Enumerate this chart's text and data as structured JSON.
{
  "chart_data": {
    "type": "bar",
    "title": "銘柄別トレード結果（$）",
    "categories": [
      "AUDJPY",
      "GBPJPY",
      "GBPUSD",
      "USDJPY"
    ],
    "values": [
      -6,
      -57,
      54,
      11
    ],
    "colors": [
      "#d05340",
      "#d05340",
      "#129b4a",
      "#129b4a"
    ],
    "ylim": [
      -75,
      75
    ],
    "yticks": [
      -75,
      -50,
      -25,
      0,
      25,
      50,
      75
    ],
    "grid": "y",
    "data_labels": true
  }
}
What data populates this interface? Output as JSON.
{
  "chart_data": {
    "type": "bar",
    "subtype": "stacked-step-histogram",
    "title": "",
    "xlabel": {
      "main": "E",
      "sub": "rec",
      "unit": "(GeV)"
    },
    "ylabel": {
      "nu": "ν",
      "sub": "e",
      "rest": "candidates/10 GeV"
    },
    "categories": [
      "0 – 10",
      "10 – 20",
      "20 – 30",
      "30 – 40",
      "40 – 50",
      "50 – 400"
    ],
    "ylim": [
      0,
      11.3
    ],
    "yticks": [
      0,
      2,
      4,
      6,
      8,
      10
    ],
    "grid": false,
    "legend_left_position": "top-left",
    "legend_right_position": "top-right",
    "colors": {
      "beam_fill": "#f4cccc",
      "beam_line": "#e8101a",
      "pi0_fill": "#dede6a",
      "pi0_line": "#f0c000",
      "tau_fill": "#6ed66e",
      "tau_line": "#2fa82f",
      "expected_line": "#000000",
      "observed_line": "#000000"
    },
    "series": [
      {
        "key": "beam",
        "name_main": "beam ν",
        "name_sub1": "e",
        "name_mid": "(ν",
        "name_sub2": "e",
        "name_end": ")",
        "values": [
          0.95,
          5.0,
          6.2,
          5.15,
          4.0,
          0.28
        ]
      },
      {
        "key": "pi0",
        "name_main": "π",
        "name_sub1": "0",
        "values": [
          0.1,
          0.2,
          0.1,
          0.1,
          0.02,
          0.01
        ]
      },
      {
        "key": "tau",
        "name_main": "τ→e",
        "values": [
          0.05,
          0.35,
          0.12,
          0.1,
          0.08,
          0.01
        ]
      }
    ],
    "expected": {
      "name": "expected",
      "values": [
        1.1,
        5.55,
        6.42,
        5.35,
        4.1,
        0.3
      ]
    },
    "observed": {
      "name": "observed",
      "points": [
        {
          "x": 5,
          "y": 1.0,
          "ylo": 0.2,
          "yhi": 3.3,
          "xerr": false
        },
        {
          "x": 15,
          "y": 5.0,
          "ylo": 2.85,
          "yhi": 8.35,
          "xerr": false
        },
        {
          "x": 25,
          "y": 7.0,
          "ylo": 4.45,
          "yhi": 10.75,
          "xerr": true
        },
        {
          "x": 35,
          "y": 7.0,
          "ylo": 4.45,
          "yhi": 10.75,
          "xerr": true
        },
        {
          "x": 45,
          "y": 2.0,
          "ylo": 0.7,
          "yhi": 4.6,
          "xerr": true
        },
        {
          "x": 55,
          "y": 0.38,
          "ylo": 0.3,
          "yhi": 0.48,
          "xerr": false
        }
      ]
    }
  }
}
========================================================================
_Given exercise_
Output all of the material exactly as written.

_The reply_
Enumerate this chart's text and data as structured JSON.
{
  "chart_data": {
    "type": "bar",
    "title": "銘柄別トレード結果（$）",
    "categories": [
      "AUDJPY",
      "GBPJPY",
      "GBPUSD",
      "USDJPY"
    ],
    "values": [
      -6,
      -57,
      54,
      11
    ],
    "colors": [
      "#d05340",
      "#d05340",
      "#129b4a",
      "#129b4a"
    ],
    "ylim": [
      -75,
      75
    ],
    "yticks": [
      -75,
      -50,
      -25,
      0,
      25,
      50,
      75
    ],
    "grid": "y",
    "data_labels": true
  }
}
What data populates this interface? Output as JSON.
{
  "chart_data": {
    "type": "bar",
    "subtype": "stacked-step-histogram",
    "title": "",
    "xlabel": {
      "main": "E",
      "sub": "rec",
      "unit": "(GeV)"
    },
    "ylabel": {
      "nu": "ν",
      "sub": "e",
      "rest": "candidates/10 GeV"
    },
    "categories": [
      "0 – 10",
      "10 – 20",
      "20 – 30",
      "30 – 40",
      "40 – 50",
      "50 – 400"
    ],
    "ylim": [
      0,
      11.3
    ],
    "yticks": [
      0,
      2,
      4,
      6,
      8,
      10
    ],
    "grid": false,
    "legend_left_position": "top-left",
    "legend_right_position": "top-right",
    "colors": {
      "beam_fill": "#f4cccc",
      "beam_line": "#e8101a",
      "pi0_fill": "#dede6a",
      "pi0_line": "#f0c000",
      "tau_fill": "#6ed66e",
      "tau_line": "#2fa82f",
      "expected_line": "#000000",
      "observed_line": "#000000"
    },
    "series": [
      {
        "key": "beam",
        "name_main": "beam ν",
        "name_sub1": "e",
        "name_mid": "(ν",
        "name_sub2": "e",
        "name_end": ")",
        "values": [
          0.95,
          5.0,
          6.2,
          5.15,
          4.0,
          0.28
        ]
      },
      {
        "key": "pi0",
        "name_main": "π",
        "name_sub1": "0",
        "values": [
          0.1,
          0.2,
          0.1,
          0.1,
          0.02,
          0.01
        ]
      },
      {
        "key": "tau",
        "name_main": "τ→e",
        "values": [
          0.05,
          0.35,
          0.12,
          0.1,
          0.08,
          0.01
        ]
      }
    ],
    "expected": {
      "name": "expected",
      "values": [
        1.1,
        5.55,
        6.42,
        5.35,
        4.1,
        0.3
      ]
    },
    "observed": {
      "name": "observed",
      "points": [
        {
          "x": 5,
          "y": 1.0,
          "ylo": 0.2,
          "yhi": 3.3,
          "xerr": false
        },
        {
          "x": 15,
          "y": 5.0,
          "ylo": 2.85,
          "yhi": 8.35,
          "xerr": false
        },
        {
          "x": 25,
          "y": 7.0,
          "ylo": 4.45,
          "yhi": 10.75,
          "xerr": true
        },
        {
          "x": 35,
          "y": 7.0,
          "ylo": 4.45,
          "yhi": 10.75,
          "xerr": true
        },
        {
          "x": 45,
          "y": 2.0,
          "ylo": 0.7,
          "yhi": 4.6,
          "xerr": true
        },
        {
          "x": 55,
          "y": 0.38,
          "ylo": 0.3,
          "yhi": 0.48,
          "xerr": false
        }
      ]
    }
  }
}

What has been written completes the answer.